■ **TASK TO COMPLETE**
Filter the data below for the string "Customized" and copy each matching line.

■ **DATA SUPPLIED**
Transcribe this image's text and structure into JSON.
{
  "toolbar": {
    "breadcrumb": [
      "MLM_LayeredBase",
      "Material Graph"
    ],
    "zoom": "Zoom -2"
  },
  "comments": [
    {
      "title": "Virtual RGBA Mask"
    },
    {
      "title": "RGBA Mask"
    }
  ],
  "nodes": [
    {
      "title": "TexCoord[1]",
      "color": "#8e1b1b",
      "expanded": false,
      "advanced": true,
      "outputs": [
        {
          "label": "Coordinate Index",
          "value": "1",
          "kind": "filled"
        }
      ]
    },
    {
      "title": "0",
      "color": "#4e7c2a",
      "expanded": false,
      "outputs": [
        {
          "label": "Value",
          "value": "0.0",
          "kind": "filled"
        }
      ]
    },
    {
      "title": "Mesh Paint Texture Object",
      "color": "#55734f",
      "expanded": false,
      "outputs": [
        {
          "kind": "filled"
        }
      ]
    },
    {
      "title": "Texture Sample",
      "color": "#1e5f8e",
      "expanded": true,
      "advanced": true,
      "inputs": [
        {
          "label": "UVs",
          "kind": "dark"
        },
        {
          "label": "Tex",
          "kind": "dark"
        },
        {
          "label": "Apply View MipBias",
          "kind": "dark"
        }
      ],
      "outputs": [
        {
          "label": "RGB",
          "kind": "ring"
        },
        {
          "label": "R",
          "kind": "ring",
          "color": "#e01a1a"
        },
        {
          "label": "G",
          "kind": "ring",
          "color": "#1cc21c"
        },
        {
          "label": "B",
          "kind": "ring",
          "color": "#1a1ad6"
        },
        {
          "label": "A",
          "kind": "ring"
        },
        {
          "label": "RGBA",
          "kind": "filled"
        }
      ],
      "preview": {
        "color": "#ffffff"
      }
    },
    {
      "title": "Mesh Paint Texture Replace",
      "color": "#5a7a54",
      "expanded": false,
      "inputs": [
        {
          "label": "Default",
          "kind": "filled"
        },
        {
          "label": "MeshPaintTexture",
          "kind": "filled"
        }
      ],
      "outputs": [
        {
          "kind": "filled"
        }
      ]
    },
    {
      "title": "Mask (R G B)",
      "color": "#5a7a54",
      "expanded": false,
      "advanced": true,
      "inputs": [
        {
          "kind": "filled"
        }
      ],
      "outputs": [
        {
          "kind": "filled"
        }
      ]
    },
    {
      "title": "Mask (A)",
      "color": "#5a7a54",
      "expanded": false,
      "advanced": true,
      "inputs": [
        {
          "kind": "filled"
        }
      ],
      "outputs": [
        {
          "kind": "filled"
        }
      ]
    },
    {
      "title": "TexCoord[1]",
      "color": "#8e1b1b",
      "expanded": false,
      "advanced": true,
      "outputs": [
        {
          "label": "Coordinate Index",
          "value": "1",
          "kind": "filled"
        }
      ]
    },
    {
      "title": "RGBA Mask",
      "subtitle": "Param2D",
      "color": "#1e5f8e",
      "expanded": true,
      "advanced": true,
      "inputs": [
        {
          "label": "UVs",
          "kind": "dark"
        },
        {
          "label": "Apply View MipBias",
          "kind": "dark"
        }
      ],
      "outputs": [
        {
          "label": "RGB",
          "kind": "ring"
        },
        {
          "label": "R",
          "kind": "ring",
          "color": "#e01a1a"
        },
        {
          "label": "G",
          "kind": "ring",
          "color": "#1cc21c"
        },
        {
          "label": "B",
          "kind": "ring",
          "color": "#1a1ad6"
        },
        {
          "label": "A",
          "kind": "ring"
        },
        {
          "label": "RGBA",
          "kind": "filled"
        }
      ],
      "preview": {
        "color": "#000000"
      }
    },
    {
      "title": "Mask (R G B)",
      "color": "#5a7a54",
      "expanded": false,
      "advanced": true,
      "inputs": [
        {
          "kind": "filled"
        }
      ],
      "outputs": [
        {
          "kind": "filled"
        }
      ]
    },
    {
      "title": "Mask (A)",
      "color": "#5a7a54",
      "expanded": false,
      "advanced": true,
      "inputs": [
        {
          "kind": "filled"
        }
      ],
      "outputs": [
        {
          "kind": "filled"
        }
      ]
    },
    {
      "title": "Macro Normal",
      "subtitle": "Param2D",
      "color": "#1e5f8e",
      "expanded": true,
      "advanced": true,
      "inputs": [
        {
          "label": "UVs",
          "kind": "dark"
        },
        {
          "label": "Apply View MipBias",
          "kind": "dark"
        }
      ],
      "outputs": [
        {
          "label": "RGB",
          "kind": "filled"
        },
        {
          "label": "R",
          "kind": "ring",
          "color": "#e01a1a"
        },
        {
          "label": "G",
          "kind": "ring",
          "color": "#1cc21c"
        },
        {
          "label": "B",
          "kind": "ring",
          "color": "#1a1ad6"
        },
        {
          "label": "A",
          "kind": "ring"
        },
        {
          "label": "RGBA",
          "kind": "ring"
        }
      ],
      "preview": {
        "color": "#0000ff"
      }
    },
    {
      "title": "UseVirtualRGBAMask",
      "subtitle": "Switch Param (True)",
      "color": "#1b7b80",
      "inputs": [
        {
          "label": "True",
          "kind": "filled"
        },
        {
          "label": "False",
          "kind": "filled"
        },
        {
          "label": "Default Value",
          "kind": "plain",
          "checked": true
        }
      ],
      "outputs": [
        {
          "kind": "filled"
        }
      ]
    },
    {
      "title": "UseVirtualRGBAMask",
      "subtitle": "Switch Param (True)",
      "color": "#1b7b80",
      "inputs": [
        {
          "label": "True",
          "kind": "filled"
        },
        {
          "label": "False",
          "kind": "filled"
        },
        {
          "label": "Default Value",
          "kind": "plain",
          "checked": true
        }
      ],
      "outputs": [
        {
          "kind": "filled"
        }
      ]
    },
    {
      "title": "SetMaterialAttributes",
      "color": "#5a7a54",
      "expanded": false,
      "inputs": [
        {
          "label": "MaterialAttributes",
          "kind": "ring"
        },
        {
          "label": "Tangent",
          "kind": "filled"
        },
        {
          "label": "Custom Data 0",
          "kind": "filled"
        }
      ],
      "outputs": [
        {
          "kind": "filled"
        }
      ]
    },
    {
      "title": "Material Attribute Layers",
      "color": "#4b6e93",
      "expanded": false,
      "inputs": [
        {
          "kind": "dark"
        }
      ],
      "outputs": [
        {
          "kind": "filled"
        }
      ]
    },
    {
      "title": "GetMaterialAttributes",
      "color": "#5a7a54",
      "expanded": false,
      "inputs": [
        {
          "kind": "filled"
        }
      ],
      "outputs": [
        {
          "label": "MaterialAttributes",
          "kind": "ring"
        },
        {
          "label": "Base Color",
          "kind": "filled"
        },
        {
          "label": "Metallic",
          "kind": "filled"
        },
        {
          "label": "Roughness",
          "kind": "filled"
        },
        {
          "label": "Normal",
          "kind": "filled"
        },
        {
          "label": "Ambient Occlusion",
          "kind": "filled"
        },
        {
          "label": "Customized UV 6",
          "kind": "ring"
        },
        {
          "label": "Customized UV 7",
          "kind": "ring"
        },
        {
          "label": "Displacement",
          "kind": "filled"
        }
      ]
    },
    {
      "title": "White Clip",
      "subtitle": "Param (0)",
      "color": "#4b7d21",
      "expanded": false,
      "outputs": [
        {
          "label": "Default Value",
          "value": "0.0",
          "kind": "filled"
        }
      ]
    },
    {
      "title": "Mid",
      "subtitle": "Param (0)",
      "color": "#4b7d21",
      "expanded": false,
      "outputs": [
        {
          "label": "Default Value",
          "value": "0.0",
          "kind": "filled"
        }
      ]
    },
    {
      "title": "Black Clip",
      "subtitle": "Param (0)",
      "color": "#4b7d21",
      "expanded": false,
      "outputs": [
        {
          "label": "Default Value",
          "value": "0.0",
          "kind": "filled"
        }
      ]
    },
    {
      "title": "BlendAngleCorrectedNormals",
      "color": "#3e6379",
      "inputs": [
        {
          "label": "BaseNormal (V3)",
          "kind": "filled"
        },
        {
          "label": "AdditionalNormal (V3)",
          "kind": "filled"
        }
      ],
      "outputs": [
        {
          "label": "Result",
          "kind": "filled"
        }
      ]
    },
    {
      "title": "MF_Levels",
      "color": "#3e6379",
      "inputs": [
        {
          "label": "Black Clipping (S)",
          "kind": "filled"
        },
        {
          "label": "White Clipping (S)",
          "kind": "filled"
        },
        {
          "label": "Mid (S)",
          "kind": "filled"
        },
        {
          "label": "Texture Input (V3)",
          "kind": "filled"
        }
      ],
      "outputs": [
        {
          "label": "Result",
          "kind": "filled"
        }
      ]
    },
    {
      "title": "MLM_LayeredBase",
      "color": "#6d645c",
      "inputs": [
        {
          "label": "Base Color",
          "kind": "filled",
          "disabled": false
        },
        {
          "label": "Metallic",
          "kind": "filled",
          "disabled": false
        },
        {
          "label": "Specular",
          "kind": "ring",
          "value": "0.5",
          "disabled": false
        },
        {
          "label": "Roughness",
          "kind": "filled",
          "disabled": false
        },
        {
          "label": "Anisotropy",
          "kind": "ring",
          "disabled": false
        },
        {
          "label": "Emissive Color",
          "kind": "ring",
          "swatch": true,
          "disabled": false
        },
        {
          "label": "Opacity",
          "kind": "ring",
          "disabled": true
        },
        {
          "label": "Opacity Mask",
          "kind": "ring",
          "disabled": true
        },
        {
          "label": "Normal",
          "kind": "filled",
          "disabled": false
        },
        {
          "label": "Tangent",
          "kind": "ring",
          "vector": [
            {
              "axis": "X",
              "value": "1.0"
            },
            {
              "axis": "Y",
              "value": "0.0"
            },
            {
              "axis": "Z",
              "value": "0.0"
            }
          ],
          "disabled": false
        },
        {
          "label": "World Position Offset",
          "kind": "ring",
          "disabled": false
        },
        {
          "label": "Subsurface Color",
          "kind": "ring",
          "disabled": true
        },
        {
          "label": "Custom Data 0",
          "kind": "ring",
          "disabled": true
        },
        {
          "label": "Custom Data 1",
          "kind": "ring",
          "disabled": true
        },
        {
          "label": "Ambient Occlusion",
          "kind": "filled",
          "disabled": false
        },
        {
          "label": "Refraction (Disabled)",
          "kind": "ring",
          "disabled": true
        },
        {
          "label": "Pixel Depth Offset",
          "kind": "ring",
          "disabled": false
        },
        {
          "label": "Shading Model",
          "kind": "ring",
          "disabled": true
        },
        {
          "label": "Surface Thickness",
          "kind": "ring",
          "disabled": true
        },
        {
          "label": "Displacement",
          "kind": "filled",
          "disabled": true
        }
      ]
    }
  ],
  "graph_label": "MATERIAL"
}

■ **ANSWER FOR THIS EXERCISE**
          "label": "Customized UV 6",
          "label": "Customized UV 7",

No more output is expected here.